------ Records to process
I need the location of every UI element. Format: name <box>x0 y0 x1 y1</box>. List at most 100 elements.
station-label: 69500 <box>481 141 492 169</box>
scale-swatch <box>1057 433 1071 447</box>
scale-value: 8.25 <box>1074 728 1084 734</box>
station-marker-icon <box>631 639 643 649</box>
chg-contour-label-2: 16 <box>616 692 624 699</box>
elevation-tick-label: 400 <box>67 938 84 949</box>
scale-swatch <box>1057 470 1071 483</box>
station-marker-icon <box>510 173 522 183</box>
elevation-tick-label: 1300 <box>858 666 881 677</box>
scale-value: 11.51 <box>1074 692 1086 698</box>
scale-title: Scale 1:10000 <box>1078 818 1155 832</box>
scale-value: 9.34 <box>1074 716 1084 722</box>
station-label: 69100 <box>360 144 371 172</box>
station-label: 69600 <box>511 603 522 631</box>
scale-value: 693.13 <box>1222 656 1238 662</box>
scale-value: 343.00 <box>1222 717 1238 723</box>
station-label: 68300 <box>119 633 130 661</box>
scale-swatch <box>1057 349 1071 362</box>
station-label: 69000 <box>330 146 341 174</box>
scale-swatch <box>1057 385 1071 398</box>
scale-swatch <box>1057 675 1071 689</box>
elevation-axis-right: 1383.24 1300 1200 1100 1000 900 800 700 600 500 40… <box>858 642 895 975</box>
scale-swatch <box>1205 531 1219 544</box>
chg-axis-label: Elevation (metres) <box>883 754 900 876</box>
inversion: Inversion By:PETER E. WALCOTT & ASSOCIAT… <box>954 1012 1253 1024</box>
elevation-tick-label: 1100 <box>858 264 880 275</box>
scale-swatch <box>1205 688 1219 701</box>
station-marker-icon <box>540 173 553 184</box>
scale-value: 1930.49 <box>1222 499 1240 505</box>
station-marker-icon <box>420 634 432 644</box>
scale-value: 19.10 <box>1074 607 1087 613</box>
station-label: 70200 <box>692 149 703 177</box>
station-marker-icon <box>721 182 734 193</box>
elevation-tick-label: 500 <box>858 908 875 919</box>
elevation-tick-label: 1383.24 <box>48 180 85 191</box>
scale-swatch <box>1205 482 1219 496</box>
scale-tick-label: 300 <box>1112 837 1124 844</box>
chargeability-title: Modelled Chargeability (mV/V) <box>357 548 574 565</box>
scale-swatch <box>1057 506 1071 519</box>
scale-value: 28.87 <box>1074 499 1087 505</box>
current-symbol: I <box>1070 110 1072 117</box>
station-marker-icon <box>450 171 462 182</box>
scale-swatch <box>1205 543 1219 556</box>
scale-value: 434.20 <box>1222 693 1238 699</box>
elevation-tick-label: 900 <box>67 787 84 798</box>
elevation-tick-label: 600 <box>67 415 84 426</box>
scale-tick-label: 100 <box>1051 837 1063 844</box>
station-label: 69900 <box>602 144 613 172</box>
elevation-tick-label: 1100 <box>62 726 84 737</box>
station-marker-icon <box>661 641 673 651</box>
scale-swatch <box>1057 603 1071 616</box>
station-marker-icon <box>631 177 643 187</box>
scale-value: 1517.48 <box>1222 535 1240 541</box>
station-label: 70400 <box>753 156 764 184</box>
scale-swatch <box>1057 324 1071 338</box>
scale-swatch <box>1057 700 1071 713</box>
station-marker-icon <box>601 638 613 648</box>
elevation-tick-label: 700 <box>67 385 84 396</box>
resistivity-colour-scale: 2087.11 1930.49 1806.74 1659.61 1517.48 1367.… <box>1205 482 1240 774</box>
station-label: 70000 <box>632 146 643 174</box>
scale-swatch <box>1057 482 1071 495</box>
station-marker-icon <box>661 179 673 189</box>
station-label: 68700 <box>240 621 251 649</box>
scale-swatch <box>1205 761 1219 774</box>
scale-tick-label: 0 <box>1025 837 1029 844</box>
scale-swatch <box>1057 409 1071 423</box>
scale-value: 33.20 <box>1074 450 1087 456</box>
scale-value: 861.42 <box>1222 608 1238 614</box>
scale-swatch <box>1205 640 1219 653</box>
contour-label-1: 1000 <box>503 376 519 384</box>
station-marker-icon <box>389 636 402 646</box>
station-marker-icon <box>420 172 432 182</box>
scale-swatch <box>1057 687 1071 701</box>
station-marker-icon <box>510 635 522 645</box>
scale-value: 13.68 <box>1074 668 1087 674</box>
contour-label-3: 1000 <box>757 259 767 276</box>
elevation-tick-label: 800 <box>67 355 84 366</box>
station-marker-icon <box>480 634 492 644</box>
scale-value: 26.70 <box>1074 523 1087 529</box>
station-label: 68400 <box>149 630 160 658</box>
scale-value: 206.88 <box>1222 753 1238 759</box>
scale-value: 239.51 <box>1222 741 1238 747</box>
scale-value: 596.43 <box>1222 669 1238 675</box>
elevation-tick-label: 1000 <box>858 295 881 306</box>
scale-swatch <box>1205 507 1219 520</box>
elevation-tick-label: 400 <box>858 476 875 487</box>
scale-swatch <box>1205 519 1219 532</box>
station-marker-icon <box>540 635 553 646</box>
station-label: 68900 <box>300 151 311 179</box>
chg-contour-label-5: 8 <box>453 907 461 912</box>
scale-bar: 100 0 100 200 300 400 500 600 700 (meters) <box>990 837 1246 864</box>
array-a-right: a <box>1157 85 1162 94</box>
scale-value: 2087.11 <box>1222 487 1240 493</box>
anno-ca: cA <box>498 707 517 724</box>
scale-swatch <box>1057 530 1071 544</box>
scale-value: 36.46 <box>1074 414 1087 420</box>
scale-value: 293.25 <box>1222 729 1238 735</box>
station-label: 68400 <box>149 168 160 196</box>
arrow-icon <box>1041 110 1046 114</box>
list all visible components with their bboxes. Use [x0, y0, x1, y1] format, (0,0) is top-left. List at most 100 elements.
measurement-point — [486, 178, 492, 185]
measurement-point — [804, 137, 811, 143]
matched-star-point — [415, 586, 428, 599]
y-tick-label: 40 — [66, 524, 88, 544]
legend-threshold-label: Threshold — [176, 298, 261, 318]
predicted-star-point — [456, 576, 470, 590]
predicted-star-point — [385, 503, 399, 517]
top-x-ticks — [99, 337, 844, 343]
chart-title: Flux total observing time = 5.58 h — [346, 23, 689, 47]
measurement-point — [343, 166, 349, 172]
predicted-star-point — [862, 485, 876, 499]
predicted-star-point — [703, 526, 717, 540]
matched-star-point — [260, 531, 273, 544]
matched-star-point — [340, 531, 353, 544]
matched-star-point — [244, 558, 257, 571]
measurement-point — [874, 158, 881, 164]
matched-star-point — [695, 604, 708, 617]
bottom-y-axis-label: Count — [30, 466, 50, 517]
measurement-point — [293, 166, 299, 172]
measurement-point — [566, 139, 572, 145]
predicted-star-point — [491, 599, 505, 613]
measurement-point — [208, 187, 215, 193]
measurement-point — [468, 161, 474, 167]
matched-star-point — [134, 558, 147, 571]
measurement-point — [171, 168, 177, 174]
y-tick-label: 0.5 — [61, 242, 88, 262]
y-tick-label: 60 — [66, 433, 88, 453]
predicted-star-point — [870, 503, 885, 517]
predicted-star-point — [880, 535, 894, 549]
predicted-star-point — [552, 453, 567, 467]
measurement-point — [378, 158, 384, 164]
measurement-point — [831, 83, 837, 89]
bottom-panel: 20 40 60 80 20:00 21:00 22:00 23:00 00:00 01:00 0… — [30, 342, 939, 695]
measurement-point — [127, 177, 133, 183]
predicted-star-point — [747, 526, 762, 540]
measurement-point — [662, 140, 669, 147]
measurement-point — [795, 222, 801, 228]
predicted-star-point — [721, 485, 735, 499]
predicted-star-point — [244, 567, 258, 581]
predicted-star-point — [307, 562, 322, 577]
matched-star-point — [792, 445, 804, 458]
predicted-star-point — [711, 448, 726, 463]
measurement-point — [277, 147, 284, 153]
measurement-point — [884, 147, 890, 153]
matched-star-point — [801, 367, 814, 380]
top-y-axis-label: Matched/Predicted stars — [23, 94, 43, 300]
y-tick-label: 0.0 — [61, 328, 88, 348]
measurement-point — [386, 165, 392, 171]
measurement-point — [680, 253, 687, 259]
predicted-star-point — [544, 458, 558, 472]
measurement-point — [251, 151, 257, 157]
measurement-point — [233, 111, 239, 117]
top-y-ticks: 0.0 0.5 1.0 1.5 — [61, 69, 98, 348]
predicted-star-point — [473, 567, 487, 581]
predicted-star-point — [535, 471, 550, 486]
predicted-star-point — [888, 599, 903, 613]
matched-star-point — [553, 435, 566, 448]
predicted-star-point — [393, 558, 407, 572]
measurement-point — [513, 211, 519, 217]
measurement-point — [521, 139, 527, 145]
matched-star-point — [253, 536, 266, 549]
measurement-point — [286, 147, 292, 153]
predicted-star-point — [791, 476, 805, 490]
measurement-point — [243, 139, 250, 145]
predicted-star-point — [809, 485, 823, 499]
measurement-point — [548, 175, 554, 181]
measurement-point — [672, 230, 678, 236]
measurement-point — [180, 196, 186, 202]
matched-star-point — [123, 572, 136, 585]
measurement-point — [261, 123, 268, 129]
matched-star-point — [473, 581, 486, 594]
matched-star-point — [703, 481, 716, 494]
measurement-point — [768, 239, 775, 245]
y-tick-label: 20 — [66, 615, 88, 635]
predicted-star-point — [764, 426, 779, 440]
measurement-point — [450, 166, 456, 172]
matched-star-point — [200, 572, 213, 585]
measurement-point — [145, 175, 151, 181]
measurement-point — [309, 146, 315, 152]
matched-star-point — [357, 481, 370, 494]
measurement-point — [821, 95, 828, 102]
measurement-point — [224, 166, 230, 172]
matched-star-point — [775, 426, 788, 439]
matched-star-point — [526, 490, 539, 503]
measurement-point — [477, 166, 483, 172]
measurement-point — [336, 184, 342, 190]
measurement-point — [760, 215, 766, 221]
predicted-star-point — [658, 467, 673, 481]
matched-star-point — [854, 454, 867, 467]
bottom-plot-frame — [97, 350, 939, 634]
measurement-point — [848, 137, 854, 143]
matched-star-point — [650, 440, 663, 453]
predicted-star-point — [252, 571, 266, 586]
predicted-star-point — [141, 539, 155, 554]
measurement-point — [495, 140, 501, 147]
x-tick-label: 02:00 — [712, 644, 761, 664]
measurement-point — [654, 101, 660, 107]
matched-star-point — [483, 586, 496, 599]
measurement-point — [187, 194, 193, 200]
------------
▸ To do
Copy out the records word for word, starting at the very first line and ending at the line containing "scale-swatch <box>1057 675 1071 689</box>", with both of those lines included.

▸ Exercise output
I need the location of every UI element. Format: name <box>x0 y0 x1 y1</box>. List at most 100 elements.
station-label: 69500 <box>481 141 492 169</box>
scale-swatch <box>1057 433 1071 447</box>
scale-value: 8.25 <box>1074 728 1084 734</box>
station-marker-icon <box>631 639 643 649</box>
chg-contour-label-2: 16 <box>616 692 624 699</box>
elevation-tick-label: 400 <box>67 938 84 949</box>
scale-swatch <box>1057 470 1071 483</box>
station-marker-icon <box>510 173 522 183</box>
elevation-tick-label: 1300 <box>858 666 881 677</box>
scale-value: 11.51 <box>1074 692 1086 698</box>
scale-title: Scale 1:10000 <box>1078 818 1155 832</box>
scale-value: 9.34 <box>1074 716 1084 722</box>
station-label: 69100 <box>360 144 371 172</box>
station-label: 69600 <box>511 603 522 631</box>
scale-value: 693.13 <box>1222 656 1238 662</box>
scale-value: 343.00 <box>1222 717 1238 723</box>
station-label: 68300 <box>119 633 130 661</box>
scale-swatch <box>1057 349 1071 362</box>
station-label: 69000 <box>330 146 341 174</box>
scale-swatch <box>1057 385 1071 398</box>
scale-swatch <box>1057 675 1071 689</box>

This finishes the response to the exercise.